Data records

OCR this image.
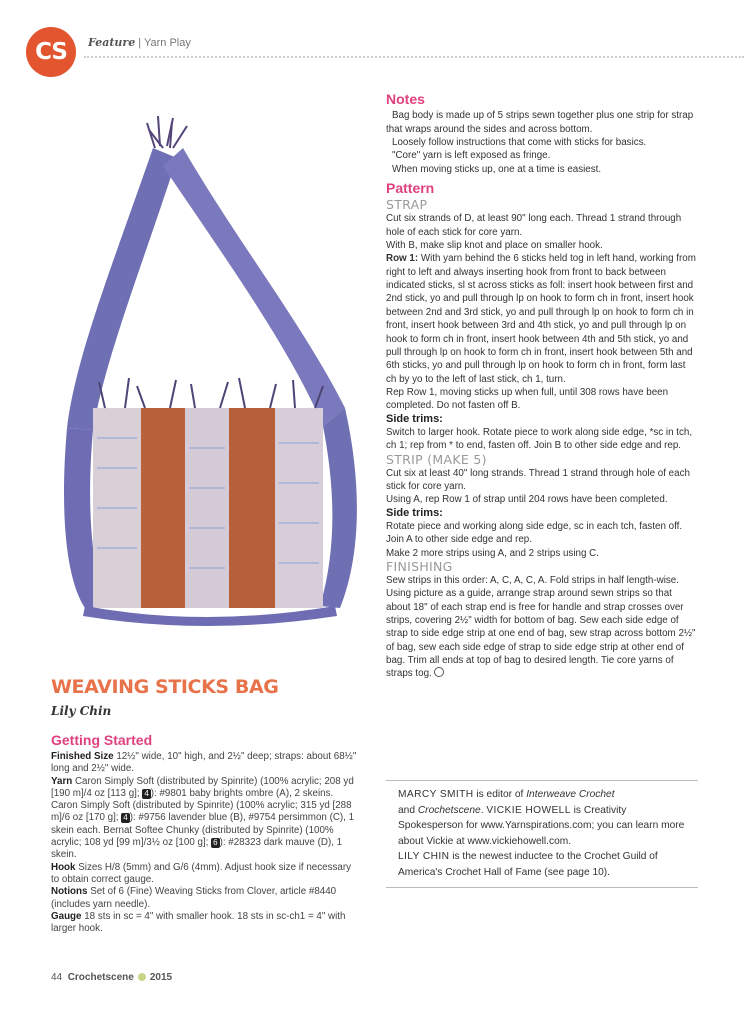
CS	Feature | Yarn Play
WEAVING STICKS BAG
Lily Chin
Getting Started

Finished Size 12½" wide, 10" high, and 2½" deep; straps: about 68½" long and 2½" wide.

Yarn Caron Simply Soft (distributed by Spinrite) (100% acrylic; 208 yd [190 m]/4 oz [113 g]; 4 ): #9801 baby brights ombre (A), 2 skeins. Caron Simply Soft (distributed by Spinrite) (100% acrylic; 315 yd [288 m]/6 oz [170 g]; 4 ): #9756 lavender blue (B), #9754 persimmon (C), 1 skein each. Bernat Softee Chunky (distributed by Spinrite) (100% acrylic; 108 yd [99 m]/3½ oz [100 g]; 6 ): #28323 dark mauve (D), 1 skein.

Hook Sizes H/8 (5mm) and G/6 (4mm). Adjust hook size if necessary to obtain correct gauge.

Notions Set of 6 (Fine) Weaving Sticks from Clover, article #8440 (includes yarn needle).

Gauge 18 sts in sc = 4" with smaller hook. 18 sts in sc-ch1 = 4" with larger hook.

Notes

Bag body is made up of 5 strips sewn together plus one strip for strap that wraps around the sides and across bottom.

Loosely follow instructions that come with sticks for basics.

"Core" yarn is left exposed as fringe.

When moving sticks up, one at a time is easiest.

Pattern
STRAP

Cut six strands of D, at least 90" long each. Thread 1 strand through hole of each stick for core yarn.

With B, make slip knot and place on smaller hook.

Row 1: With yarn behind the 6 sticks held tog in left hand, working from right to left and always inserting hook from front to back between indicated sticks, sl st across sticks as foll: insert hook between first and 2nd stick, yo and pull through lp on hook to form ch in front, insert hook between 2nd and 3rd stick, yo and pull through lp on hook to form ch in front, insert hook between 3rd and 4th stick, yo and pull through lp on hook to form ch in front, insert hook between 4th and 5th stick, yo and pull through lp on hook to form ch in front, insert hook between 5th and 6th sticks, yo and pull through lp on hook to form ch in front, form last ch by yo to the left of last stick, ch 1, turn.

Rep Row 1, moving sticks up when full, until 308 rows have been completed. Do not fasten off B.

Side trims:

Switch to larger hook. Rotate piece to work along side edge, *sc in tch, ch 1; rep from * to end, fasten off. Join B to other side edge and rep.

STRIP (MAKE 5)

Cut six at least 40" long strands. Thread 1 strand through hole of each stick for core yarn.

Using A, rep Row 1 of strap until 204 rows have been completed.

Side trims:

Rotate piece and working along side edge, sc in each tch, fasten off. Join A to other side edge and rep.

Make 2 more strips using A, and 2 strips using C.

FINISHING

Sew strips in this order: A, C, A, C, A. Fold strips in half length-wise. Using picture as a guide, arrange strap around sewn strips so that about 18" of each strap end is free for handle and strap crosses over strips, covering 2½" width for bottom of bag. Sew each side edge of strap to side edge strip at one end of bag, sew strap across bottom 2½" of bag, sew each side edge of strap to side edge strip at other end of bag. Trim all ends at top of bag to desired length. Tie core yarns of straps tog.

MARCY SMITH is editor of Interweave Crochet
and Crochetscene. VICKIE HOWELL is Creativity Spokesperson for www.Yarnspirations.com; you can learn more about Vickie at www.vickiehowell.com.
LILY CHIN is the newest inductee to the Crochet Guild of America's Crochet Hall of Fame (see page 10).
44 Crochetscene 2015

**Instructions to follow:** Gather each line of the listing containing the word "hole" and show it.

**Task response:**
Cut six strands of D, at least 90" long each. Thread 1 strand through hole of each stick for core yarn.
Cut six at least 40" long strands. Thread 1 strand through hole of each stick for core yarn.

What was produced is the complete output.